The final kicker was I bought a couple 3ps-1/2 and I was surprised how much force the spring return has, far more than I expected to be honest. And with the force it has it got me thinking that having a lb of force when the railroad is unused, through -20 degree winters and 110 degree summers (not to mention the rail hits 160+ degrees in direct sunlight) I thought over the years, the force might not be good on the switches. 

So without spring return I will have to have air running anytime I'm using the railroad, but I'm fine with that. When I went to harbor freight this last week to get a 5 gallon air tank, I saw a small airbrush compressor and thought, I have AC in the train shed where the pneumatic values will be, why fill and haul an air tank around if I can generate unlimited air right there. In my desk testing it works perfectly. Up to 58psi (that'd be about 4lb's of force on switches so waaay more than I need). But using dual action and also using needle flow control on each valve, I've slowed down travel of the cylinder to about 4 seconds for a 1/4" travel, very protocoltypical and fun to watch IMO.

Here's a look at my setup (not finished) 



Anyway, 15psi will give me about 1lb of force (the sdr-1/2" double action cylinders are 2.5" long and have 5/16" bore which is .07 inches squared of area, so 15 psi * .07 = 1.05lb of force. I can always drop pressure lower or higher and really be able to customize the force used to hold the switches which is ideal IMO. There are double the parts and more that can go wrong which will be interesting to see how well it works over the years.

Anyway, Greg or others, I'm curious what spring force you able to measure for your switches...


----------



## toddalin (Jan 4, 2008)

Brandon said:


> Has anyone measured the spring force that various brands/models of switches provide?


 
There is no spring tension on the LGB 1600 and AristoCraft 10 foot diameter turnouts. The points are free to flop from side to side and should be as free as possible. It is the turnout motor that provides the tension.


----------



## Greg Elmassian (Jan 3, 2008)

Ummm.... clearly that is what Brandon wanted... yes you are right technically Todd, that it is the turnout motor... but, since the 1600 came with an electric switch motor, and the aristo ones came with a manual one, I would surmise that ALL he wanted was the force, not an argument over minutia.

● DATA EXCERPT
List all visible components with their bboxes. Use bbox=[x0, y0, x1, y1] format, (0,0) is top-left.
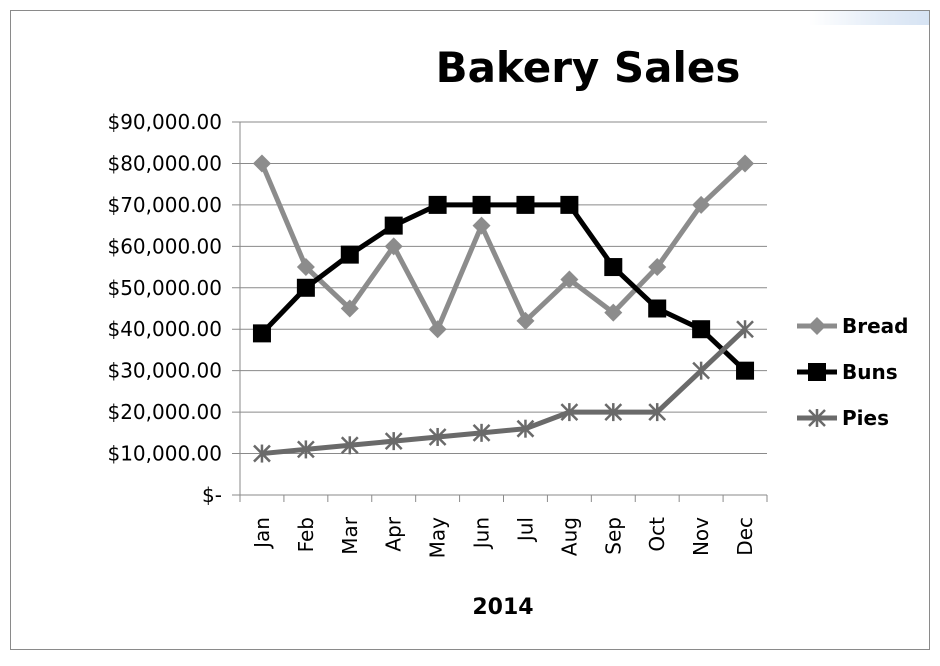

● TO BE DONE
**a.** In two sentences, summarize the forum thread about holding garden railroad switches with air pressure, drawing only on what the thread itself says; it appears above the material.
**b.** Write the next post in the forum thread about holding garden railroad switches with air pressure, continuing from Greg Elmassian's reply that closes the thread above the material.

● RESULTS FOR THE EXERCISE
**a.** After finding the spring return on a pair of 3ps-1/2 units far stronger than expected and worrying that years of that force through hot and cold seasons could harm the switches, the first poster dropped spring return in favor of double-action cylinders fed by a small airbrush compressor in the air-conditioned train shed, with adjustable pressure and needle flow control on each valve to set the holding force and slow the throw. In reply to the question about measured spring force, toddalin said the LGB 1600 and AristoCraft 10 foot diameter turnouts have no spring tension because the turnout motor provides it, and Greg Elmassian answered that Brandon clearly wanted only the force, not an argument over minutiae.

**b.**
I have not measured mine Brandon, have had company since Friday, will try to get out this week.

Have to dig out a force scale. I know it is in the shop somewhere ;-)

Greg


----------



## John J (Dec 29, 2007)

Where did you get the electric valves. ?

JJ


----------



## Brandon (Jul 6, 2011)

John J said:


> Where did you get the electric valves. ?
> 
> JJ


Everything I'm using (minus locally bought 1/4" 250psi hose and clamps) is Clippard products, you can buy them directly from Clippards website or you can sometimes find parts (if you're looking for single parts to eval like I did for the 3ps-1/2 and a few sdr-1/2 cylinders, but I couldn't find them in the quantity I needed from recyclers) from ebay or other recycling sites -- use google shopping search to locate.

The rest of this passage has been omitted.